Every record that follows should be printed verbatim.

(Items listed in a dataset)

....

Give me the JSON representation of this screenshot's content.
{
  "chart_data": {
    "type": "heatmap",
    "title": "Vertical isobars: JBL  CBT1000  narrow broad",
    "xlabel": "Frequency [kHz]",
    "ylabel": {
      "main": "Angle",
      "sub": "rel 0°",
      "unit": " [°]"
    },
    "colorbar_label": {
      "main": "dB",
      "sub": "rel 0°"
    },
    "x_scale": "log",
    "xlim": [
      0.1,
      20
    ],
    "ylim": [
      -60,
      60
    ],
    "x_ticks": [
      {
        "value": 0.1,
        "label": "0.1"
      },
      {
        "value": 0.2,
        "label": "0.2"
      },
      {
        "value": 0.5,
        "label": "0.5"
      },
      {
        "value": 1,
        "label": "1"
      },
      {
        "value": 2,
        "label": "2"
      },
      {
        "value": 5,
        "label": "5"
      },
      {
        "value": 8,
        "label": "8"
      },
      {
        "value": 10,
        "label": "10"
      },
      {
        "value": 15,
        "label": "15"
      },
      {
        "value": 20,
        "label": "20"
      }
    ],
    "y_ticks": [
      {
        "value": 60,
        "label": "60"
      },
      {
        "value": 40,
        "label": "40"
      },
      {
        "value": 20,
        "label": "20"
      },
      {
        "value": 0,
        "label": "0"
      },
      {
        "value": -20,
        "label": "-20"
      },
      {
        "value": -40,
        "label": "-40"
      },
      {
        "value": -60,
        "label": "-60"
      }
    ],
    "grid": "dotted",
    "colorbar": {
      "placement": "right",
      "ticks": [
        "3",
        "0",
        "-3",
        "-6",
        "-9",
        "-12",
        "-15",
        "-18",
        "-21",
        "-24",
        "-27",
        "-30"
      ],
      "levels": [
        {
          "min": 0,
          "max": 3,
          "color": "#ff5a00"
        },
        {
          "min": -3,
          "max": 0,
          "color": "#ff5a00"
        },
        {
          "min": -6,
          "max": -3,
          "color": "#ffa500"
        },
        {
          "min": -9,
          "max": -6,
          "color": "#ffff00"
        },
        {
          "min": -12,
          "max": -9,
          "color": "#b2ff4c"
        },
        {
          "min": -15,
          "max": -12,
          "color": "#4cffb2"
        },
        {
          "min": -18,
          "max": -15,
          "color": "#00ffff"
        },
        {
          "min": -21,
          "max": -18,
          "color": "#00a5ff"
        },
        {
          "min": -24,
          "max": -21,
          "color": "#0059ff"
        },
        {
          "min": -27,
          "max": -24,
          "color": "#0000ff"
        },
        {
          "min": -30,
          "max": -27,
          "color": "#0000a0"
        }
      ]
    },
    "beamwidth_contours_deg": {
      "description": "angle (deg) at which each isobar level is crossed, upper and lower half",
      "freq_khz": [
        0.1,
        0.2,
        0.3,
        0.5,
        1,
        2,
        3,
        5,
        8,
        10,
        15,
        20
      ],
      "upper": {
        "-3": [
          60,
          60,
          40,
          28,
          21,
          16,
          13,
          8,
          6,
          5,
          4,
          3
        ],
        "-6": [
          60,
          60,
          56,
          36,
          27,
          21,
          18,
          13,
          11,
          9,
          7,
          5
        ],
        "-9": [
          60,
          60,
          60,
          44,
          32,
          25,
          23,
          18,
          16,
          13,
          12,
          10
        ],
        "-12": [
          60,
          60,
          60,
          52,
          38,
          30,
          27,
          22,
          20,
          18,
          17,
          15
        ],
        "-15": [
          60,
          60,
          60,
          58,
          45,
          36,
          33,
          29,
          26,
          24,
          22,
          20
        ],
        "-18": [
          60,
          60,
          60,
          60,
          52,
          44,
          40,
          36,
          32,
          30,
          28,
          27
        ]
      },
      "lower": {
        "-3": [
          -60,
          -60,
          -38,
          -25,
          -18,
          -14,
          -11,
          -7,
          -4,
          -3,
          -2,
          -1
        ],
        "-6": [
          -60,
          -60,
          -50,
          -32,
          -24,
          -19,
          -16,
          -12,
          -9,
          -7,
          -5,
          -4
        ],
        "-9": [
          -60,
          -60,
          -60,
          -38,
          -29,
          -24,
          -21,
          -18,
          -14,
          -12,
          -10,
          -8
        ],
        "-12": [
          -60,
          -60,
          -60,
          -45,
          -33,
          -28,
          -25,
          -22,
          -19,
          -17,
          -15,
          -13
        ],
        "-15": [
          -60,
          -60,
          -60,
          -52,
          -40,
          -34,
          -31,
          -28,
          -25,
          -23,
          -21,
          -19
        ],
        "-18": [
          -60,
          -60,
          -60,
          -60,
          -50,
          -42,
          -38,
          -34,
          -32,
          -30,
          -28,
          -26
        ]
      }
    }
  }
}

....

| Response |
Give me the JSON representation of this screenshot's content.
{
  "chart_data": {
    "type": "heatmap",
    "title": "Vertical isobars: JBL  CBT1000  narrow broad",
    "xlabel": "Frequency [kHz]",
    "ylabel": {
      "main": "Angle",
      "sub": "rel 0°",
      "unit": " [°]"
    },
    "colorbar_label": {
      "main": "dB",
      "sub": "rel 0°"
    },
    "x_scale": "log",
    "xlim": [
      0.1,
      20
    ],
    "ylim": [
      -60,
      60
    ],
    "x_ticks": [
      {
        "value": 0.1,
        "label": "0.1"
      },
      {
        "value": 0.2,
        "label": "0.2"
      },
      {
        "value": 0.5,
        "label": "0.5"
      },
      {
        "value": 1,
        "label": "1"
      },
      {
        "value": 2,
        "label": "2"
      },
      {
        "value": 5,
        "label": "5"
      },
      {
        "value": 8,
        "label": "8"
      },
      {
        "value": 10,
        "label": "10"
      },
      {
        "value": 15,
        "label": "15"
      },
      {
        "value": 20,
        "label": "20"
      }
    ],
    "y_ticks": [
      {
        "value": 60,
        "label": "60"
      },
      {
        "value": 40,
        "label": "40"
      },
      {
        "value": 20,
        "label": "20"
      },
      {
        "value": 0,
        "label": "0"
      },
      {
        "value": -20,
        "label": "-20"
      },
      {
        "value": -40,
        "label": "-40"
      },
      {
        "value": -60,
        "label": "-60"
      }
    ],
    "grid": "dotted",
    "colorbar": {
      "placement": "right",
      "ticks": [
        "3",
        "0",
        "-3",
        "-6",
        "-9",
        "-12",
        "-15",
        "-18",
        "-21",
        "-24",
        "-27",
        "-30"
      ],
      "levels": [
        {
          "min": 0,
          "max": 3,
          "color": "#ff5a00"
        },
        {
          "min": -3,
          "max": 0,
          "color": "#ff5a00"
        },
        {
          "min": -6,
          "max": -3,
          "color": "#ffa500"
        },
        {
          "min": -9,
          "max": -6,
          "color": "#ffff00"
        },
        {
          "min": -12,
          "max": -9,
          "color": "#b2ff4c"
        },
        {
          "min": -15,
          "max": -12,
          "color": "#4cffb2"
        },
        {
          "min": -18,
          "max": -15,
          "color": "#00ffff"
        },
        {
          "min": -21,
          "max": -18,
          "color": "#00a5ff"
        },
        {
          "min": -24,
          "max": -21,
          "color": "#0059ff"
        },
        {
          "min": -27,
          "max": -24,
          "color": "#0000ff"
        },
        {
          "min": -30,
          "max": -27,
          "color": "#0000a0"
        }
      ]
    },
    "beamwidth_contours_deg": {
      "description": "angle (deg) at which each isobar level is crossed, upper and lower half",
      "freq_khz": [
        0.1,
        0.2,
        0.3,
        0.5,
        1,
        2,
        3,
        5,
        8,
        10,
        15,
        20
      ],
      "upper": {
        "-3": [
          60,
          60,
          40,
          28,
          21,
          16,
          13,
          8,
          6,
          5,
          4,
          3
        ],
        "-6": [
          60,
          60,
          56,
          36,
          27,
          21,
          18,
          13,
          11,
          9,
          7,
          5
        ],
        "-9": [
          60,
          60,
          60,
          44,
          32,
          25,
          23,
          18,
          16,
          13,
          12,
          10
        ],
        "-12": [
          60,
          60,
          60,
          52,
          38,
          30,
          27,
          22,
          20,
          18,
          17,
          15
        ],
        "-15": [
          60,
          60,
          60,
          58,
          45,
          36,
          33,
          29,
          26,
          24,
          22,
          20
        ],
        "-18": [
          60,
          60,
          60,
          60,
          52,
          44,
          40,
          36,
          32,
          30,
          28,
          27
        ]
      },
      "lower": {
        "-3": [
          -60,
          -60,
          -38,
          -25,
          -18,
          -14,
          -11,
          -7,
          -4,
          -3,
          -2,
          -1
        ],
        "-6": [
          -60,
          -60,
          -50,
          -32,
          -24,
          -19,
          -16,
          -12,
          -9,
          -7,
          -5,
          -4
        ],
        "-9": [
          -60,
          -60,
          -60,
          -38,
          -29,
          -24,
          -21,
          -18,
          -14,
          -12,
          -10,
          -8
        ],
        "-12": [
          -60,
          -60,
          -60,
          -45,
          -33,
          -28,
          -25,
          -22,
          -19,
          -17,
          -15,
          -13
        ],
        "-15": [
          -60,
          -60,
          -60,
          -52,
          -40,
          -34,
          -31,
          -28,
          -25,
          -23,
          -21,
          -19
        ],
        "-18": [
          -60,
          -60,
          -60,
          -60,
          -50,
          -42,
          -38,
          -34,
          -32,
          -30,
          -28,
          -26
        ]
      }
    }
  }
}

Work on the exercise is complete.